> _EXTRACTED INFORMATION_
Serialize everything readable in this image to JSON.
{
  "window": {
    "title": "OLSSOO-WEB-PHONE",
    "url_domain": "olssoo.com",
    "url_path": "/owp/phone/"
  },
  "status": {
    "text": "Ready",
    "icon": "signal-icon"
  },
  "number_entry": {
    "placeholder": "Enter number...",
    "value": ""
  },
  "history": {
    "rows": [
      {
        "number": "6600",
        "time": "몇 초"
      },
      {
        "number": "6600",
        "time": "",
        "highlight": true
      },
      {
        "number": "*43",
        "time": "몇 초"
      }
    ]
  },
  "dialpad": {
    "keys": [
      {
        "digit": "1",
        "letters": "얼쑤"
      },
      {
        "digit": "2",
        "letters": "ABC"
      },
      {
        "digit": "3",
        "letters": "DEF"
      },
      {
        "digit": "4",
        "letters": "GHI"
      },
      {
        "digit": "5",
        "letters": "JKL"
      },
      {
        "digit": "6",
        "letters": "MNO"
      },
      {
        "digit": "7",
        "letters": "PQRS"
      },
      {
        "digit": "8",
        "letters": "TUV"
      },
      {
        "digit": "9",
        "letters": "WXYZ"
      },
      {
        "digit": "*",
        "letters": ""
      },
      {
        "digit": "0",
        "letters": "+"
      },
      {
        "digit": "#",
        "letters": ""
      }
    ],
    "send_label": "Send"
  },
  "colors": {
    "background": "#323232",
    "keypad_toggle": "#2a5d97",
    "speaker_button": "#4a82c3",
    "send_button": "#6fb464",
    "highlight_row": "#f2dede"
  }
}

> _PROBLEM DETAILS_
Repeat the data verbatim.

> _REPLY_
Serialize everything readable in this image to JSON.
{
  "window": {
    "title": "OLSSOO-WEB-PHONE",
    "url_domain": "olssoo.com",
    "url_path": "/owp/phone/"
  },
  "status": {
    "text": "Ready",
    "icon": "signal-icon"
  },
  "number_entry": {
    "placeholder": "Enter number...",
    "value": ""
  },
  "history": {
    "rows": [
      {
        "number": "6600",
        "time": "몇 초"
      },
      {
        "number": "6600",
        "time": "",
        "highlight": true
      },
      {
        "number": "*43",
        "time": "몇 초"
      }
    ]
  },
  "dialpad": {
    "keys": [
      {
        "digit": "1",
        "letters": "얼쑤"
      },
      {
        "digit": "2",
        "letters": "ABC"
      },
      {
        "digit": "3",
        "letters": "DEF"
      },
      {
        "digit": "4",
        "letters": "GHI"
      },
      {
        "digit": "5",
        "letters": "JKL"
      },
      {
        "digit": "6",
        "letters": "MNO"
      },
      {
        "digit": "7",
        "letters": "PQRS"
      },
      {
        "digit": "8",
        "letters": "TUV"
      },
      {
        "digit": "9",
        "letters": "WXYZ"
      },
      {
        "digit": "*",
        "letters": ""
      },
      {
        "digit": "0",
        "letters": "+"
      },
      {
        "digit": "#",
        "letters": ""
      }
    ],
    "send_label": "Send"
  },
  "colors": {
    "background": "#323232",
    "keypad_toggle": "#2a5d97",
    "speaker_button": "#4a82c3",
    "send_button": "#6fb464",
    "highlight_row": "#f2dede"
  }
}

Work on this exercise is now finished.